■ OBJECTIVE ■
Your task is to output the listing word for word, with pictures excluded.
## start
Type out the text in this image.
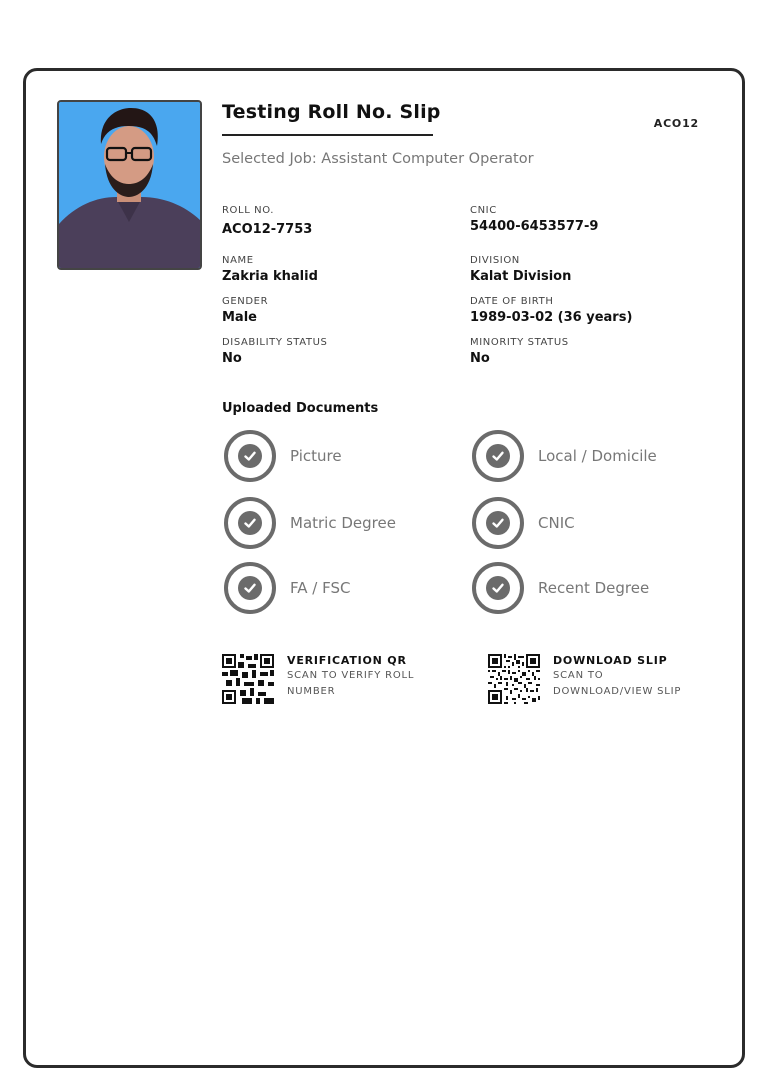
Testing Roll No. Slip
ACO12
Selected Job: Assistant Computer Operator
ROLL NO.
ACO12-7753
CNIC
54400-6453577-9
NAME
Zakria khalid
DIVISION
Kalat Division
GENDER
Male
DATE OF BIRTH
1989-03-02 (36 years)
DISABILITY STATUS
No
MINORITY STATUS
No
Uploaded Documents
Picture	Local / Domicile
Matric Degree	CNIC
FA / FSC	Recent Degree
VERIFICATION QR
SCAN TO VERIFY ROLL NUMBER
DOWNLOAD SLIP
SCAN TO DOWNLOAD/VIEW SLIP
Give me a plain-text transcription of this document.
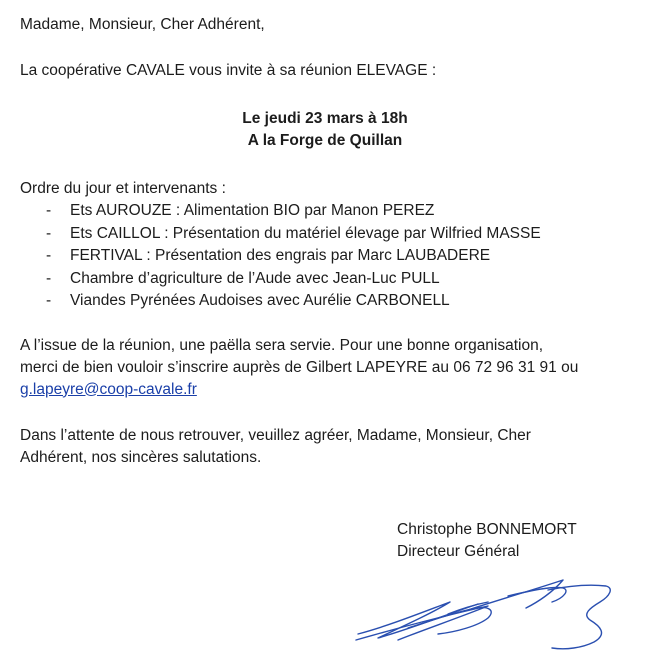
Madame, Monsieur, Cher Adhérent,
La coopérative CAVALE vous invite à sa réunion ELEVAGE :
Le jeudi 23 mars à 18h
A la Forge de Quillan
Ordre du jour et intervenants :
- Ets AUROUZE : Alimentation BIO par Manon PEREZ
- Ets CAILLOL : Présentation du matériel élevage par Wilfried MASSE
- FERTIVAL : Présentation des engrais par Marc LAUBADERE
- Chambre d’agriculture de l’Aude avec Jean-Luc PULL
- Viandes Pyrénées Audoises avec Aurélie CARBONELL
A l’issue de la réunion, une paëlla sera servie. Pour une bonne organisation,
merci de bien vouloir s’inscrire auprès de Gilbert LAPEYRE au 06 72 96 31 91 ou
g.lapeyre@coop-cavale.fr
Dans l’attente de nous retrouver, veuillez agréer, Madame, Monsieur, Cher
Adhérent, nos sincères salutations.
Christophe BONNEMORT
Directeur Général
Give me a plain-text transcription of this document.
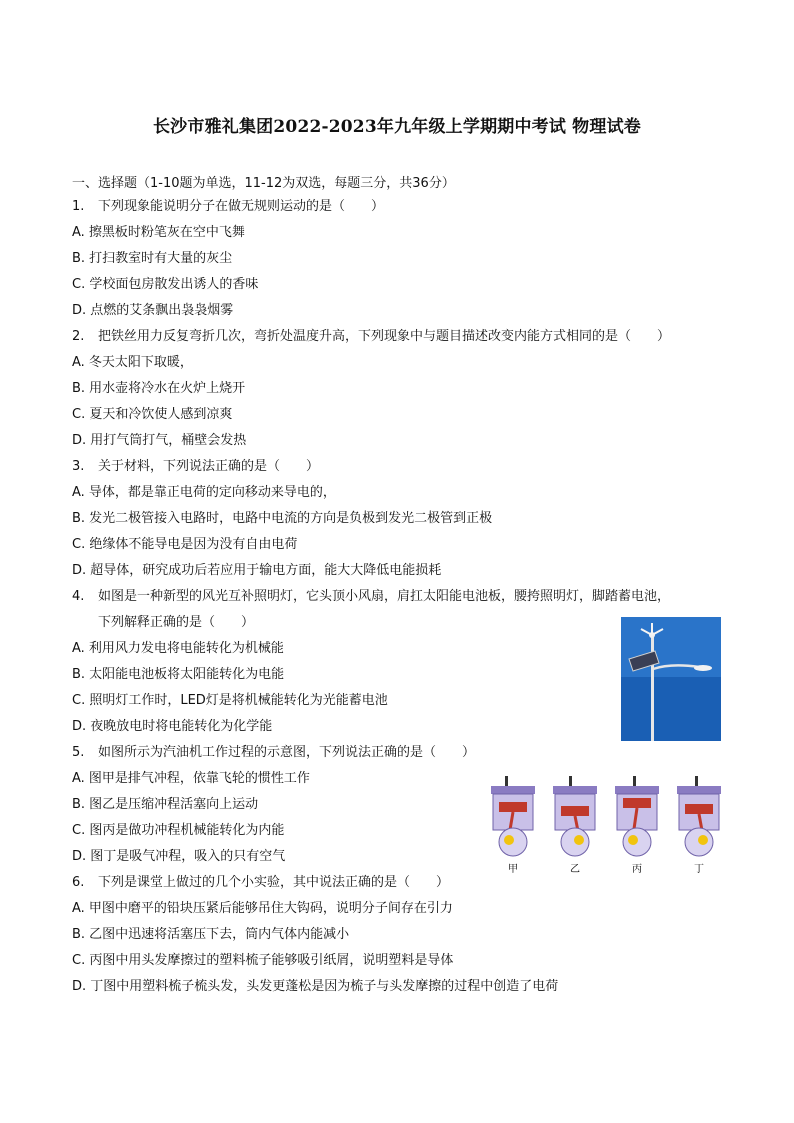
长沙市雅礼集团2022-2023年九年级上学期期中考试 物理试卷
一、选择题（1-10题为单选，11-12为双选，每题三分，共36分）
1. 下列现象能说明分子在做无规则运动的是（　　）
A. 擦黑板时粉笔灰在空中飞舞
B. 打扫教室时有大量的灰尘
C. 学校面包房散发出诱人的香味
D. 点燃的艾条飘出袅袅烟雾
2. 把铁丝用力反复弯折几次，弯折处温度升高，下列现象中与题目描述改变内能方式相同的是（　　）
A. 冬天太阳下取暖，
B. 用水壶将冷水在火炉上烧开
C. 夏天和冷饮使人感到凉爽
D. 用打气筒打气，桶壁会发热
3. 关于材料，下列说法正确的是（　　）
A. 导体，都是靠正电荷的定向移动来导电的，
B. 发光二极管接入电路时，电路中电流的方向是负极到发光二极管到正极
C. 绝缘体不能导电是因为没有自由电荷
D. 超导体，研究成功后若应用于输电方面，能大大降低电能损耗
4. 如图是一种新型的风光互补照明灯，它头顶小风扇，肩扛太阳能电池板，腰挎照明灯，脚踏蓄电池，
下列解释正确的是（　　）
A. 利用风力发电将电能转化为机械能
B. 太阳能电池板将太阳能转化为电能
C. 照明灯工作时，LED灯是将机械能转化为光能蓄电池
D. 夜晚放电时将电能转化为化学能
5. 如图所示为汽油机工作过程的示意图，下列说法正确的是（　　）
A. 图甲是排气冲程，依靠飞轮的惯性工作
B. 图乙是压缩冲程活塞向上运动
C. 图丙是做功冲程机械能转化为内能
D. 图丁是吸气冲程，吸入的只有空气
甲	乙	丙	丁
6. 下列是课堂上做过的几个小实验，其中说法正确的是（　　）
A. 甲图中磨平的铅块压紧后能够吊住大钩码，说明分子间存在引力
B. 乙图中迅速将活塞压下去，筒内气体内能减小
C. 丙图中用头发摩擦过的塑料梳子能够吸引纸屑，说明塑料是导体
D. 丁图中用塑料梳子梳头发，头发更蓬松是因为梳子与头发摩擦的过程中创造了电荷
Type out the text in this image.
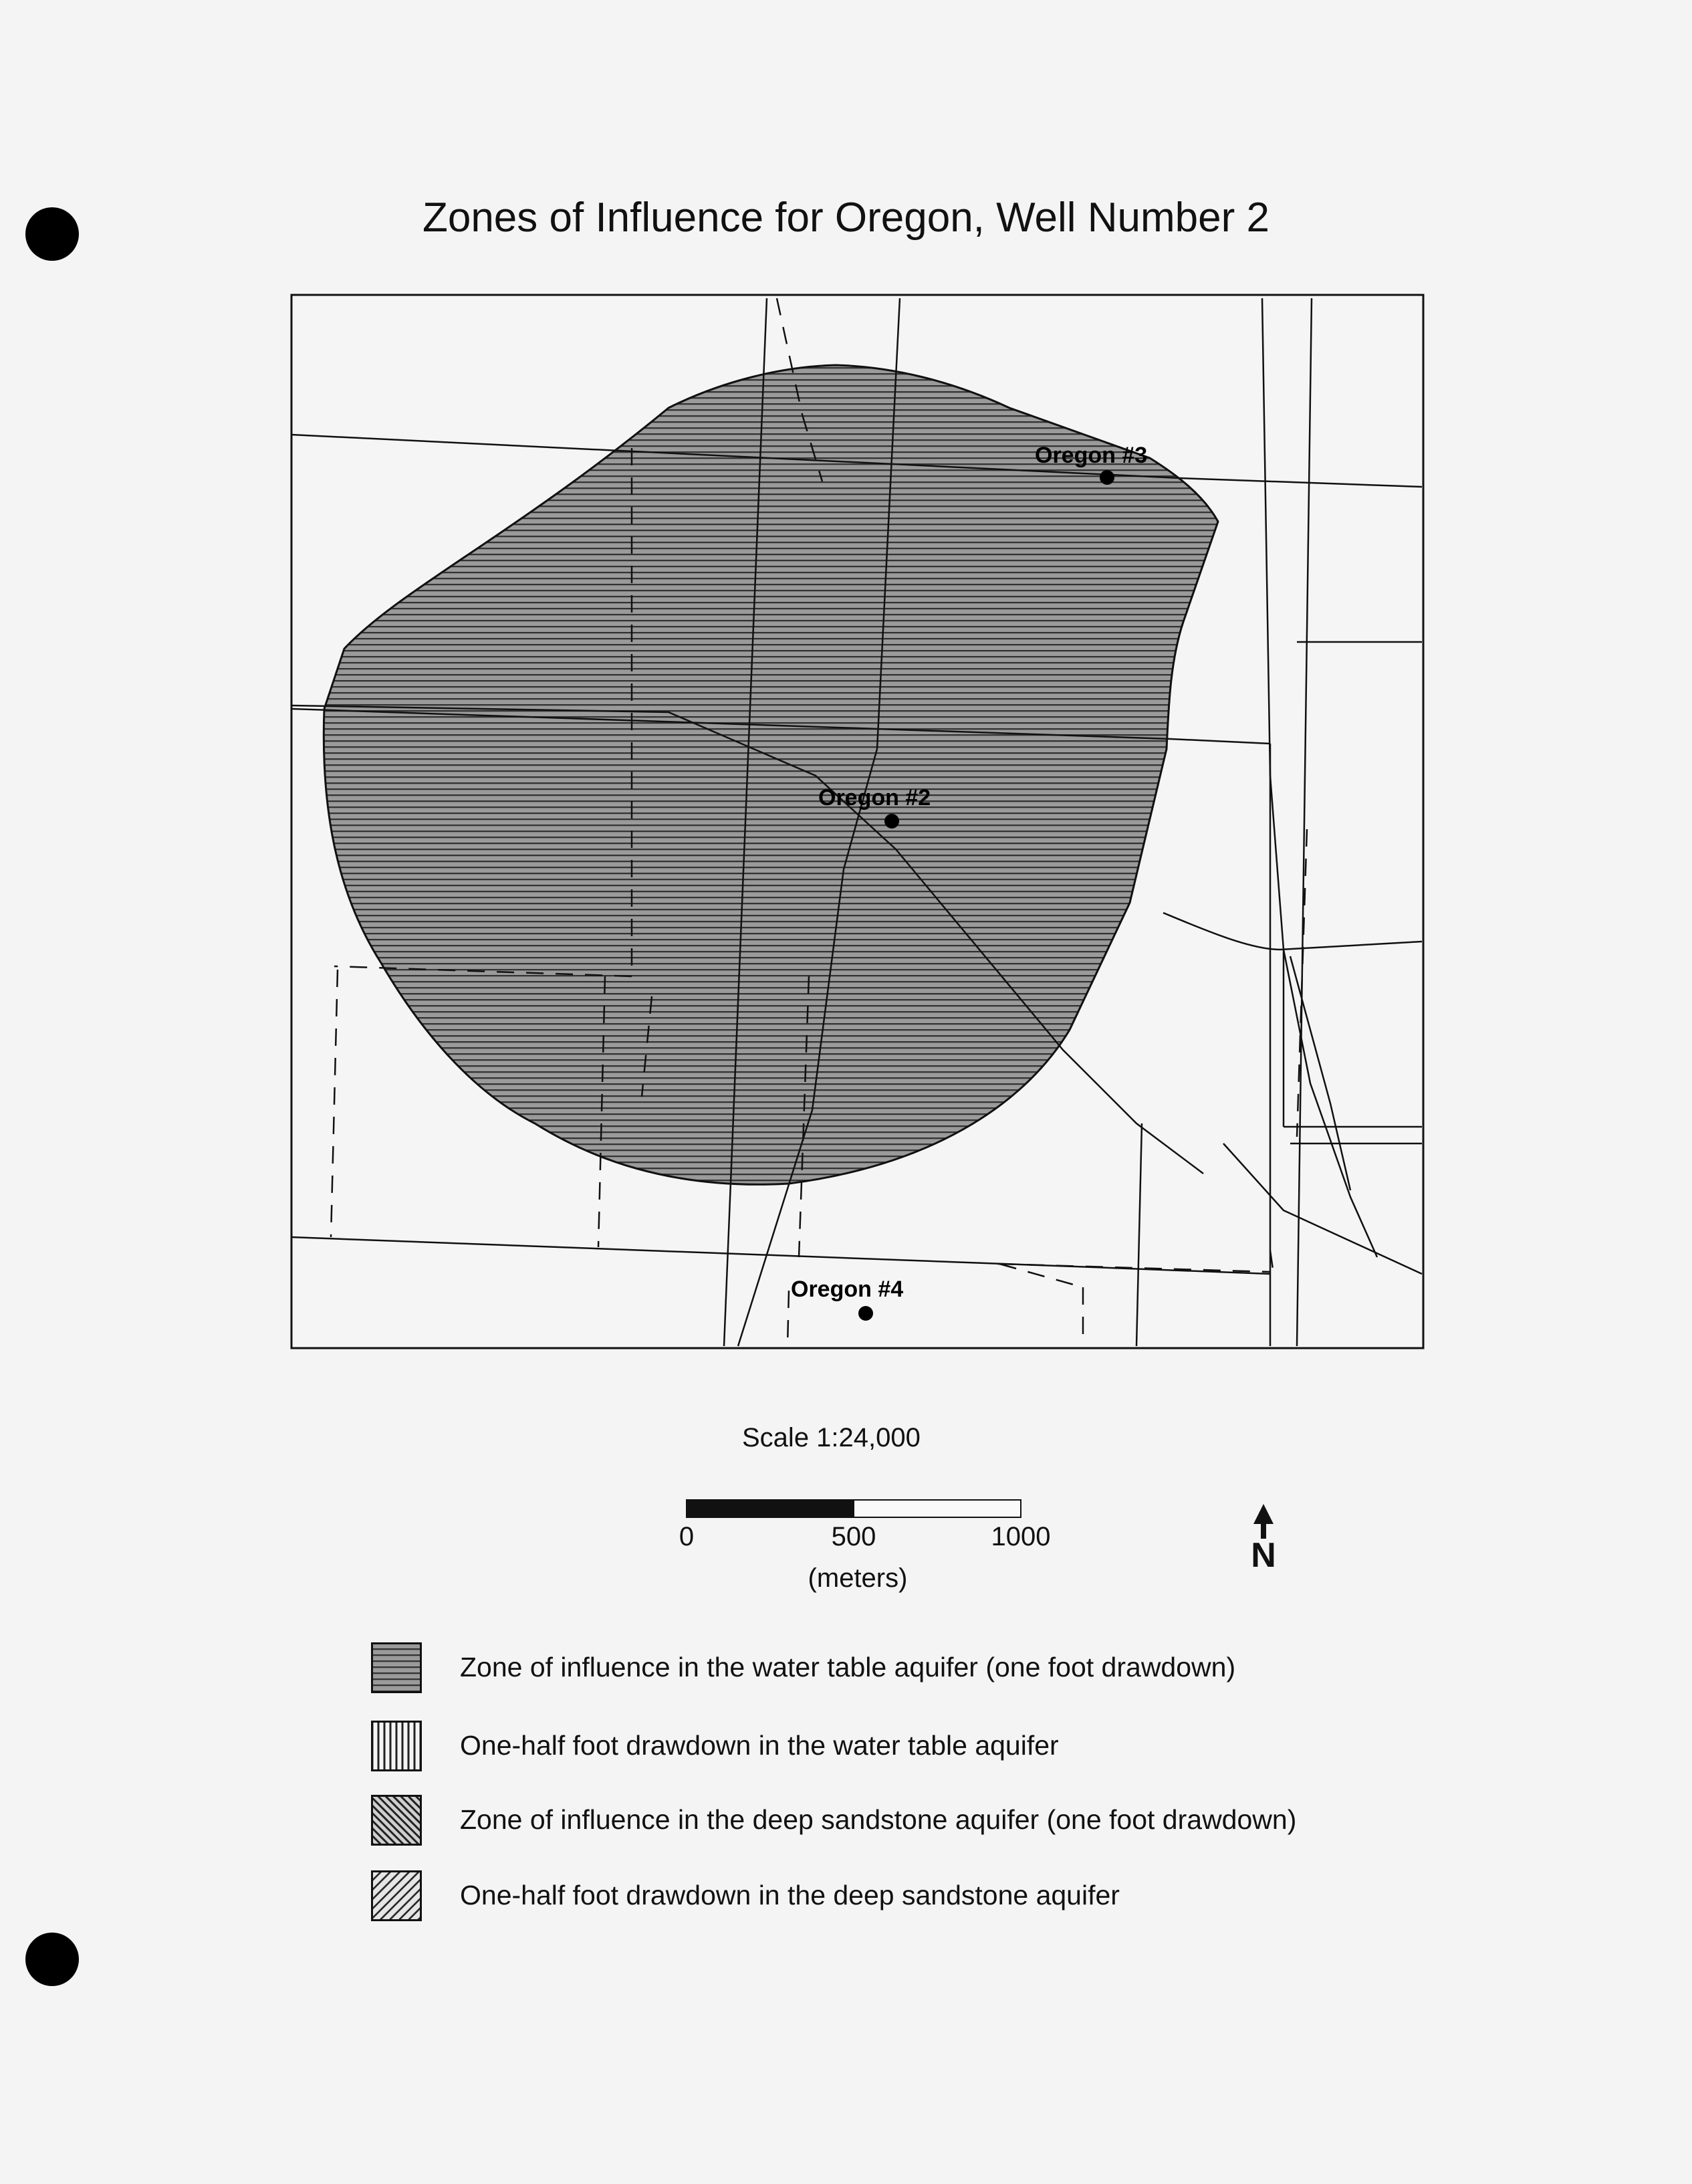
Zones of Influence for Oregon, Well Number 2
Oregon #3
Oregon #2
Oregon #4
Scale 1:24,000
0	500	1000
(meters)
N
Zone of influence in the water table aquifer (one foot drawdown)
One-half foot drawdown in the water table aquifer
Zone of influence in the deep sandstone aquifer (one foot drawdown)
One-half foot drawdown in the deep sandstone aquifer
## end
■ COMPLETED TASK ■
Type out the text in this image.
Testing Roll No. Slip
ACO12
Selected Job: Assistant Computer Operator
ROLL NO.
ACO12-7753
CNIC
54400-6453577-9
NAME
Zakria khalid
DIVISION
Kalat Division
GENDER
Male
DATE OF BIRTH
1989-03-02 (36 years)
DISABILITY STATUS
No
MINORITY STATUS
No
Uploaded Documents
Picture	Local / Domicile
Matric Degree	CNIC
FA / FSC	Recent Degree
VERIFICATION QR
SCAN TO VERIFY ROLL NUMBER
DOWNLOAD SLIP
SCAN TO DOWNLOAD/VIEW SLIP
Give me a plain-text transcription of this document.
Madame, Monsieur, Cher Adhérent,
La coopérative CAVALE vous invite à sa réunion ELEVAGE :
Le jeudi 23 mars à 18h
A la Forge de Quillan
Ordre du jour et intervenants :
- Ets AUROUZE : Alimentation BIO par Manon PEREZ
- Ets CAILLOL : Présentation du matériel élevage par Wilfried MASSE
- FERTIVAL : Présentation des engrais par Marc LAUBADERE
- Chambre d’agriculture de l’Aude avec Jean-Luc PULL
- Viandes Pyrénées Audoises avec Aurélie CARBONELL
A l’issue de la réunion, une paëlla sera servie. Pour une bonne organisation,
merci de bien vouloir s’inscrire auprès de Gilbert LAPEYRE au 06 72 96 31 91 ou
g.lapeyre@coop-cavale.fr
Dans l’attente de nous retrouver, veuillez agréer, Madame, Monsieur, Cher
Adhérent, nos sincères salutations.
Christophe BONNEMORT
Directeur Général
Give me a plain-text transcription of this document.
长沙市雅礼集团2022-2023年九年级上学期期中考试 物理试卷
一、选择题（1-10题为单选，11-12为双选，每题三分，共36分）
1. 下列现象能说明分子在做无规则运动的是（　　）
A. 擦黑板时粉笔灰在空中飞舞
B. 打扫教室时有大量的灰尘
C. 学校面包房散发出诱人的香味
D. 点燃的艾条飘出袅袅烟雾
2. 把铁丝用力反复弯折几次，弯折处温度升高，下列现象中与题目描述改变内能方式相同的是（　　）
A. 冬天太阳下取暖，
B. 用水壶将冷水在火炉上烧开
C. 夏天和冷饮使人感到凉爽
D. 用打气筒打气，桶壁会发热
3. 关于材料，下列说法正确的是（　　）
A. 导体，都是靠正电荷的定向移动来导电的，
B. 发光二极管接入电路时，电路中电流的方向是负极到发光二极管到正极
C. 绝缘体不能导电是因为没有自由电荷
D. 超导体，研究成功后若应用于输电方面，能大大降低电能损耗
4. 如图是一种新型的风光互补照明灯，它头顶小风扇，肩扛太阳能电池板，腰挎照明灯，脚踏蓄电池，
下列解释正确的是（　　）
A. 利用风力发电将电能转化为机械能
B. 太阳能电池板将太阳能转化为电能
C. 照明灯工作时，LED灯是将机械能转化为光能蓄电池
D. 夜晚放电时将电能转化为化学能
5. 如图所示为汽油机工作过程的示意图，下列说法正确的是（　　）
A. 图甲是排气冲程，依靠飞轮的惯性工作
B. 图乙是压缩冲程活塞向上运动
C. 图丙是做功冲程机械能转化为内能
D. 图丁是吸气冲程，吸入的只有空气
甲	乙	丙	丁
6. 下列是课堂上做过的几个小实验，其中说法正确的是（　　）
A. 甲图中磨平的铅块压紧后能够吊住大钩码，说明分子间存在引力
B. 乙图中迅速将活塞压下去，筒内气体内能减小
C. 丙图中用头发摩擦过的塑料梳子能够吸引纸屑，说明塑料是导体
D. 丁图中用塑料梳子梳头发，头发更蓬松是因为梳子与头发摩擦的过程中创造了电荷
Type out the text in this image.
Zones of Influence for Oregon, Well Number 2
Oregon #3
Oregon #2
Oregon #4
Scale 1:24,000
0	500	1000
(meters)
N
Zone of influence in the water table aquifer (one foot drawdown)
One-half foot drawdown in the water table aquifer
Zone of influence in the deep sandstone aquifer (one foot drawdown)
One-half foot drawdown in the deep sandstone aquifer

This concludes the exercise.